### RECORDS SUPPLIED

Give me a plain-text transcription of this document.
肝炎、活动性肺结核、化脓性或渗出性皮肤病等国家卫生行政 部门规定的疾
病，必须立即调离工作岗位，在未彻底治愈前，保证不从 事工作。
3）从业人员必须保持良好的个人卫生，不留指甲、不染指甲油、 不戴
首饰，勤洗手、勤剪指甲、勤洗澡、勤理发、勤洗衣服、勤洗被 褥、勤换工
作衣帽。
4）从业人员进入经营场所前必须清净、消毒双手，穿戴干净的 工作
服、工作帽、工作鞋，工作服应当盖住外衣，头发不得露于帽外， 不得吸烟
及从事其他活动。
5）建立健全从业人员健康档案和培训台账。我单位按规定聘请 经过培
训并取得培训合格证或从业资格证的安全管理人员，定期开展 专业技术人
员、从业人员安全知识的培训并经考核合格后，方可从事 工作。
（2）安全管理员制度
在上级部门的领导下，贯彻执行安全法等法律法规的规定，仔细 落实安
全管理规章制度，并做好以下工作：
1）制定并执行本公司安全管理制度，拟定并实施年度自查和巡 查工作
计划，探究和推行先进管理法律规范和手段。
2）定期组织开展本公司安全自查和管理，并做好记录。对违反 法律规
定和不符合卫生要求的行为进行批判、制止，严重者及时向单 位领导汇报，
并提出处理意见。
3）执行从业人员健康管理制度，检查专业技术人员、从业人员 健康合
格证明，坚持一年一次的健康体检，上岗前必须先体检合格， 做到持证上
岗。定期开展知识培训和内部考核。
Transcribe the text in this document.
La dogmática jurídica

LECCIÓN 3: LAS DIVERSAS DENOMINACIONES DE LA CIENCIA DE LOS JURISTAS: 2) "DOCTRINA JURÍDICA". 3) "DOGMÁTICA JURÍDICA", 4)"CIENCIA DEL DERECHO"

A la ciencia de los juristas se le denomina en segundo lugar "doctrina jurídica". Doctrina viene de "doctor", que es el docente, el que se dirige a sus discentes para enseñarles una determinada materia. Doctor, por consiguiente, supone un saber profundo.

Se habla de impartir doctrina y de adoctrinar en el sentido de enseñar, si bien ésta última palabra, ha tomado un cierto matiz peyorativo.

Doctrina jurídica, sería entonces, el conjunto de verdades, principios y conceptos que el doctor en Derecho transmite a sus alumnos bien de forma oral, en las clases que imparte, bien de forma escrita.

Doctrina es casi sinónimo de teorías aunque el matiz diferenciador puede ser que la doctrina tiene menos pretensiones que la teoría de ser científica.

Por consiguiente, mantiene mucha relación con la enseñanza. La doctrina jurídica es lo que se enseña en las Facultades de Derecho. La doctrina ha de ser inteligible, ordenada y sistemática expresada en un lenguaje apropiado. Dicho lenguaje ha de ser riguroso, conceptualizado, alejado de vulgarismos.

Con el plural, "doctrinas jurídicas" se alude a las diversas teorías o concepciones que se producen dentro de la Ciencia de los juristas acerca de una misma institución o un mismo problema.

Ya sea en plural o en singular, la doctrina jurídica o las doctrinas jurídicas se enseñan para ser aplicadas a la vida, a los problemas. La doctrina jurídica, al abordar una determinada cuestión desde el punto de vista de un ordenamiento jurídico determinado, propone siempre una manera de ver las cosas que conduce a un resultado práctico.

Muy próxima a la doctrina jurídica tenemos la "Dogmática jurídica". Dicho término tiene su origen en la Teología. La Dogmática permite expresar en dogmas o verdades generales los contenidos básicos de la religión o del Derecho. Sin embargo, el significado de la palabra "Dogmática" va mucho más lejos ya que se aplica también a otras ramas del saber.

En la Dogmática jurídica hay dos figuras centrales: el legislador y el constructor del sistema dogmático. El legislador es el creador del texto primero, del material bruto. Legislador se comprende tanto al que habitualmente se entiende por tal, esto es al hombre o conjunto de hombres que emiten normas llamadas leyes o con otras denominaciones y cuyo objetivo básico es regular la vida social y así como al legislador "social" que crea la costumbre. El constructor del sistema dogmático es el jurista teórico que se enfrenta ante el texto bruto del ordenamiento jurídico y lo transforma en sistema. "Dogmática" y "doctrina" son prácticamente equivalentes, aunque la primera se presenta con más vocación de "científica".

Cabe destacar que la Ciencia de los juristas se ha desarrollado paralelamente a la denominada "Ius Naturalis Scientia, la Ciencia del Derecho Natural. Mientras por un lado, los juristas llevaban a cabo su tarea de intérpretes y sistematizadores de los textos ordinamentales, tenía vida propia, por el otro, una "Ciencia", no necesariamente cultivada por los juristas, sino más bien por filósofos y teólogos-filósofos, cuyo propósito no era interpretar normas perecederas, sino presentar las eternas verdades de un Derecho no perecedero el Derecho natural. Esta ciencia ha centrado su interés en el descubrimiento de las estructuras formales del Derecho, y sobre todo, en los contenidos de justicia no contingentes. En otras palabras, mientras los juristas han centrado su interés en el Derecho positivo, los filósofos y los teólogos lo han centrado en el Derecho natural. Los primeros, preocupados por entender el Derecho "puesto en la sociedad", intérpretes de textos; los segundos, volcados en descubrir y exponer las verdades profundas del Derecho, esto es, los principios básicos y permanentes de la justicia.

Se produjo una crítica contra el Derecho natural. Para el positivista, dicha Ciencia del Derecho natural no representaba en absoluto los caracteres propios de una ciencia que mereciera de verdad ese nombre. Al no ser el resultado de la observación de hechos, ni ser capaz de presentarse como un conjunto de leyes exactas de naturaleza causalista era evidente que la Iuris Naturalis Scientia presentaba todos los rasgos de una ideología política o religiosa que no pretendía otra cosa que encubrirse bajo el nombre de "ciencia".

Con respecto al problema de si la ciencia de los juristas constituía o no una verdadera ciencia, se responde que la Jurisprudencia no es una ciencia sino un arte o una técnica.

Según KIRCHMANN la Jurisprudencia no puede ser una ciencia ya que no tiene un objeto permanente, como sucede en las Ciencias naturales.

######

▸ **TASK TO CARRY OUT**:
Copy every line of the entries above in which "aunque" occurs.

▸ **SOLUTION TO THIS PROBLEM**:
Doctrina es casi sinónimo de teorías aunque el matiz diferenciador puede ser que la doctrina tiene menos pretensiones que la teoría de ser científica.
En la Dogmática jurídica hay dos figuras centrales: el legislador y el constructor del sistema dogmático. El legislador es el creador del texto primero, del material bruto. Legislador se comprende tanto al que habitualmente se entiende por tal, esto es al hombre o conjunto de hombres que emiten normas llamadas leyes o con otras denominaciones y cuyo objetivo básico es regular la vida social y así como al legislador "social" que crea la costumbre. El constructor del sistema dogmático es el jurista teórico que se enfrenta ante el texto bruto del ordenamiento jurídico y lo transforma en sistema. "Dogmática" y "doctrina" son prácticamente equivalentes, aunque la primera se presenta con más vocación de "científica".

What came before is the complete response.